#### Task details:
Wherever the string "name" occurs in a line of these records, report that line.

Records about charts and figures:
++++++

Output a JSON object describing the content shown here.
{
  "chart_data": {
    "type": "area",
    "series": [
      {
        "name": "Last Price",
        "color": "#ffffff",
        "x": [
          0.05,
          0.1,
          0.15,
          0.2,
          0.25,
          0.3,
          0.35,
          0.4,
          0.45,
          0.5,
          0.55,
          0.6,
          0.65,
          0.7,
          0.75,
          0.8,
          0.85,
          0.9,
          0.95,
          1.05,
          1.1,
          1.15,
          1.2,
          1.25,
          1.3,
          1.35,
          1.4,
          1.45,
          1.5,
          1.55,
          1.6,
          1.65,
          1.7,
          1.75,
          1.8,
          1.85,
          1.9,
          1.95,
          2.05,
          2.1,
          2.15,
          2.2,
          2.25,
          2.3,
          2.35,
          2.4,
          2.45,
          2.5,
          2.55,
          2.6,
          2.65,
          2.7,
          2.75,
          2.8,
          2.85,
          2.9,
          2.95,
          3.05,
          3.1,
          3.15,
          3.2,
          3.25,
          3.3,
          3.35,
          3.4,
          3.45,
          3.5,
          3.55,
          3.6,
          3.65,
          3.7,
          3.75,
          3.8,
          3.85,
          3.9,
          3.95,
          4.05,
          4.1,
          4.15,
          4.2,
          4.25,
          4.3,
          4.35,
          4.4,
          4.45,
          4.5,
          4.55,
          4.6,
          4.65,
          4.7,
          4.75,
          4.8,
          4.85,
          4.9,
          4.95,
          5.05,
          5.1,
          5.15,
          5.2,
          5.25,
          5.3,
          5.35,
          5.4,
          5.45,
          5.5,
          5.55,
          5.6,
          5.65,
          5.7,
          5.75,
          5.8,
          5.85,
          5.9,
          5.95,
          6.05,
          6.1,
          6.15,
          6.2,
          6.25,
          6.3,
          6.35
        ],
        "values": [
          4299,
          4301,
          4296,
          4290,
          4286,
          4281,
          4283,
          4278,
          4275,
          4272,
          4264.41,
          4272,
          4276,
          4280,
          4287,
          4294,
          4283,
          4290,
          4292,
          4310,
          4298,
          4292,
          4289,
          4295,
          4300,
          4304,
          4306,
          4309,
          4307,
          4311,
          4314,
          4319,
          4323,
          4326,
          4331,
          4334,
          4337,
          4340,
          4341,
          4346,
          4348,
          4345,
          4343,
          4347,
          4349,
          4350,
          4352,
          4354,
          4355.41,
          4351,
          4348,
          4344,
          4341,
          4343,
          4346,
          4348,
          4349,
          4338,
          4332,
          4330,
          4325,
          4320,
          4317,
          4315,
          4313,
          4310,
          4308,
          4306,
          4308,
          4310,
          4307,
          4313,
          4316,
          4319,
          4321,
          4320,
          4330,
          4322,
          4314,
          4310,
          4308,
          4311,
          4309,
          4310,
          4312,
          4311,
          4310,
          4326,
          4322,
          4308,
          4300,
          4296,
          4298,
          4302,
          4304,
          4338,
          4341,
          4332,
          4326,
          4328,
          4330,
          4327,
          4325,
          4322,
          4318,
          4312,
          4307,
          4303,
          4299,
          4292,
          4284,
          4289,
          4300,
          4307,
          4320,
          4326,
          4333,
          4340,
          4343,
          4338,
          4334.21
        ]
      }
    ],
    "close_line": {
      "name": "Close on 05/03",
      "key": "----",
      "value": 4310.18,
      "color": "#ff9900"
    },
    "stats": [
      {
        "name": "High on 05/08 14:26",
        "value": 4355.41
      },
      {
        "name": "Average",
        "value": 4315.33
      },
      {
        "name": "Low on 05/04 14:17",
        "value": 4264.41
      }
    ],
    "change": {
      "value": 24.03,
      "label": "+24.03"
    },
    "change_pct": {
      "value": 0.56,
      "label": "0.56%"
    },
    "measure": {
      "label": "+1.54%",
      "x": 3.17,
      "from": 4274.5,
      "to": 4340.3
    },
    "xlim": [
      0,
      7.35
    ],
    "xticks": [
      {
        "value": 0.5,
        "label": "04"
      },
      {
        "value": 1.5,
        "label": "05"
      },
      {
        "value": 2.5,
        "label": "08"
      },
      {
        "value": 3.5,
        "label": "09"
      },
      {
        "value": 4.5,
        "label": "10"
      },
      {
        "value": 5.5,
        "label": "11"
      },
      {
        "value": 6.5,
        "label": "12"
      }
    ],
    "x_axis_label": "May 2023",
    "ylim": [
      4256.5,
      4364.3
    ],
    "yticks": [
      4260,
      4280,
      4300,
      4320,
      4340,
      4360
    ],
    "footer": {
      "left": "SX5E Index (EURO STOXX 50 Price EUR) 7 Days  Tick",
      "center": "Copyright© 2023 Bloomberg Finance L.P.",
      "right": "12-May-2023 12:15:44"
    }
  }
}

++++++

#### The result:
        "name": "Last Price",
      "name": "Close on 05/03",
        "name": "High on 05/08 14:26",
        "name": "Average",
        "name": "Low on 05/04 14:17",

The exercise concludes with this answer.